------ Data extract ------

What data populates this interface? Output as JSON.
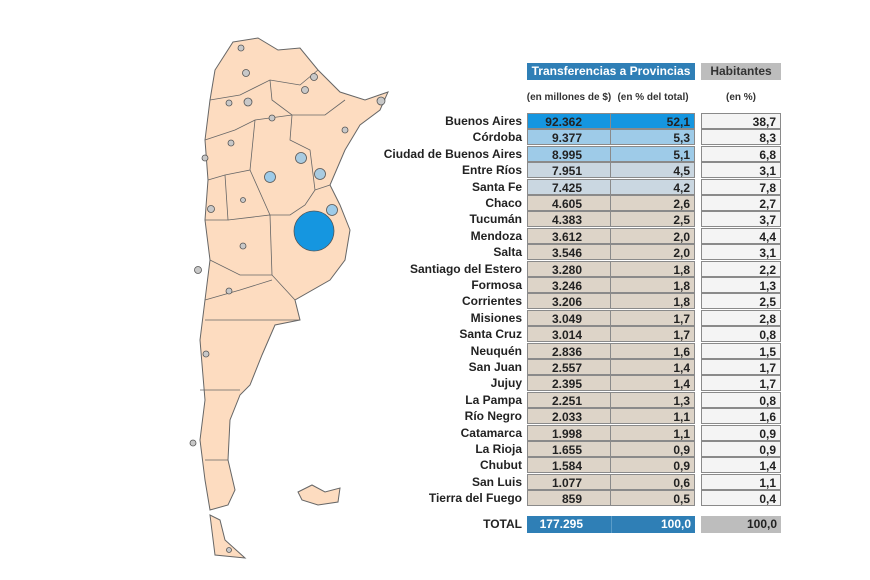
{
  "chart_data": {
    "type": "table",
    "title": "Transferencias a Provincias",
    "title2": "Habitantes",
    "col_labels": [
      "(en millones de $)",
      "(en % del total)",
      "(en %)"
    ],
    "rows": [
      {
        "name": "Buenos Aires",
        "millones": "92.362",
        "pct": "52,1",
        "hab": "38,7"
      },
      {
        "name": "Córdoba",
        "millones": "9.377",
        "pct": "5,3",
        "hab": "8,3"
      },
      {
        "name": "Ciudad de Buenos Aires",
        "millones": "8.995",
        "pct": "5,1",
        "hab": "6,8"
      },
      {
        "name": "Entre Ríos",
        "millones": "7.951",
        "pct": "4,5",
        "hab": "3,1"
      },
      {
        "name": "Santa Fe",
        "millones": "7.425",
        "pct": "4,2",
        "hab": "7,8"
      },
      {
        "name": "Chaco",
        "millones": "4.605",
        "pct": "2,6",
        "hab": "2,7"
      },
      {
        "name": "Tucumán",
        "millones": "4.383",
        "pct": "2,5",
        "hab": "3,7"
      },
      {
        "name": "Mendoza",
        "millones": "3.612",
        "pct": "2,0",
        "hab": "4,4"
      },
      {
        "name": "Salta",
        "millones": "3.546",
        "pct": "2,0",
        "hab": "3,1"
      },
      {
        "name": "Santiago del Estero",
        "millones": "3.280",
        "pct": "1,8",
        "hab": "2,2"
      },
      {
        "name": "Formosa",
        "millones": "3.246",
        "pct": "1,8",
        "hab": "1,3"
      },
      {
        "name": "Corrientes",
        "millones": "3.206",
        "pct": "1,8",
        "hab": "2,5"
      },
      {
        "name": "Misiones",
        "millones": "3.049",
        "pct": "1,7",
        "hab": "2,8"
      },
      {
        "name": "Santa Cruz",
        "millones": "3.014",
        "pct": "1,7",
        "hab": "0,8"
      },
      {
        "name": "Neuquén",
        "millones": "2.836",
        "pct": "1,6",
        "hab": "1,5"
      },
      {
        "name": "San Juan",
        "millones": "2.557",
        "pct": "1,4",
        "hab": "1,7"
      },
      {
        "name": "Jujuy",
        "millones": "2.395",
        "pct": "1,4",
        "hab": "1,7"
      },
      {
        "name": "La Pampa",
        "millones": "2.251",
        "pct": "1,3",
        "hab": "0,8"
      },
      {
        "name": "Río Negro",
        "millones": "2.033",
        "pct": "1,1",
        "hab": "1,6"
      },
      {
        "name": "Catamarca",
        "millones": "1.998",
        "pct": "1,1",
        "hab": "0,9"
      },
      {
        "name": "La Rioja",
        "millones": "1.655",
        "pct": "0,9",
        "hab": "0,9"
      },
      {
        "name": "Chubut",
        "millones": "1.584",
        "pct": "0,9",
        "hab": "1,4"
      },
      {
        "name": "San Luis",
        "millones": "1.077",
        "pct": "0,6",
        "hab": "1,1"
      },
      {
        "name": "Tierra del Fuego",
        "millones": "859",
        "pct": "0,5",
        "hab": "0,4"
      }
    ],
    "total": {
      "name": "TOTAL",
      "millones": "177.295",
      "pct": "100,0",
      "hab": "100,0"
    }
  },
  "colors": {
    "header": "#2f7fb6",
    "hab_header": "#bdbdbd",
    "top": "#1596e0",
    "high": "#9ecbe8",
    "mid": "#cad7e1",
    "low": "#ddd4c8",
    "map_fill": "#fddcc0"
  }
}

------

**Exercise details:**
All the records above need to be given again word for word. Skip the pictures.

**Full answer:**
What data populates this interface? Output as JSON.
{
  "chart_data": {
    "type": "table",
    "title": "Transferencias a Provincias",
    "title2": "Habitantes",
    "col_labels": [
      "(en millones de $)",
      "(en % del total)",
      "(en %)"
    ],
    "rows": [
      {
        "name": "Buenos Aires",
        "millones": "92.362",
        "pct": "52,1",
        "hab": "38,7"
      },
      {
        "name": "Córdoba",
        "millones": "9.377",
        "pct": "5,3",
        "hab": "8,3"
      },
      {
        "name": "Ciudad de Buenos Aires",
        "millones": "8.995",
        "pct": "5,1",
        "hab": "6,8"
      },
      {
        "name": "Entre Ríos",
        "millones": "7.951",
        "pct": "4,5",
        "hab": "3,1"
      },
      {
        "name": "Santa Fe",
        "millones": "7.425",
        "pct": "4,2",
        "hab": "7,8"
      },
      {
        "name": "Chaco",
        "millones": "4.605",
        "pct": "2,6",
        "hab": "2,7"
      },
      {
        "name": "Tucumán",
        "millones": "4.383",
        "pct": "2,5",
        "hab": "3,7"
      },
      {
        "name": "Mendoza",
        "millones": "3.612",
        "pct": "2,0",
        "hab": "4,4"
      },
      {
        "name": "Salta",
        "millones": "3.546",
        "pct": "2,0",
        "hab": "3,1"
      },
      {
        "name": "Santiago del Estero",
        "millones": "3.280",
        "pct": "1,8",
        "hab": "2,2"
      },
      {
        "name": "Formosa",
        "millones": "3.246",
        "pct": "1,8",
        "hab": "1,3"
      },
      {
        "name": "Corrientes",
        "millones": "3.206",
        "pct": "1,8",
        "hab": "2,5"
      },
      {
        "name": "Misiones",
        "millones": "3.049",
        "pct": "1,7",
        "hab": "2,8"
      },
      {
        "name": "Santa Cruz",
        "millones": "3.014",
        "pct": "1,7",
        "hab": "0,8"
      },
      {
        "name": "Neuquén",
        "millones": "2.836",
        "pct": "1,6",
        "hab": "1,5"
      },
      {
        "name": "San Juan",
        "millones": "2.557",
        "pct": "1,4",
        "hab": "1,7"
      },
      {
        "name": "Jujuy",
        "millones": "2.395",
        "pct": "1,4",
        "hab": "1,7"
      },
      {
        "name": "La Pampa",
        "millones": "2.251",
        "pct": "1,3",
        "hab": "0,8"
      },
      {
        "name": "Río Negro",
        "millones": "2.033",
        "pct": "1,1",
        "hab": "1,6"
      },
      {
        "name": "Catamarca",
        "millones": "1.998",
        "pct": "1,1",
        "hab": "0,9"
      },
      {
        "name": "La Rioja",
        "millones": "1.655",
        "pct": "0,9",
        "hab": "0,9"
      },
      {
        "name": "Chubut",
        "millones": "1.584",
        "pct": "0,9",
        "hab": "1,4"
      },
      {
        "name": "San Luis",
        "millones": "1.077",
        "pct": "0,6",
        "hab": "1,1"
      },
      {
        "name": "Tierra del Fuego",
        "millones": "859",
        "pct": "0,5",
        "hab": "0,4"
      }
    ],
    "total": {
      "name": "TOTAL",
      "millones": "177.295",
      "pct": "100,0",
      "hab": "100,0"
    }
  },
  "colors": {
    "header": "#2f7fb6",
    "hab_header": "#bdbdbd",
    "top": "#1596e0",
    "high": "#9ecbe8",
    "mid": "#cad7e1",
    "low": "#ddd4c8",
    "map_fill": "#fddcc0"
  }
}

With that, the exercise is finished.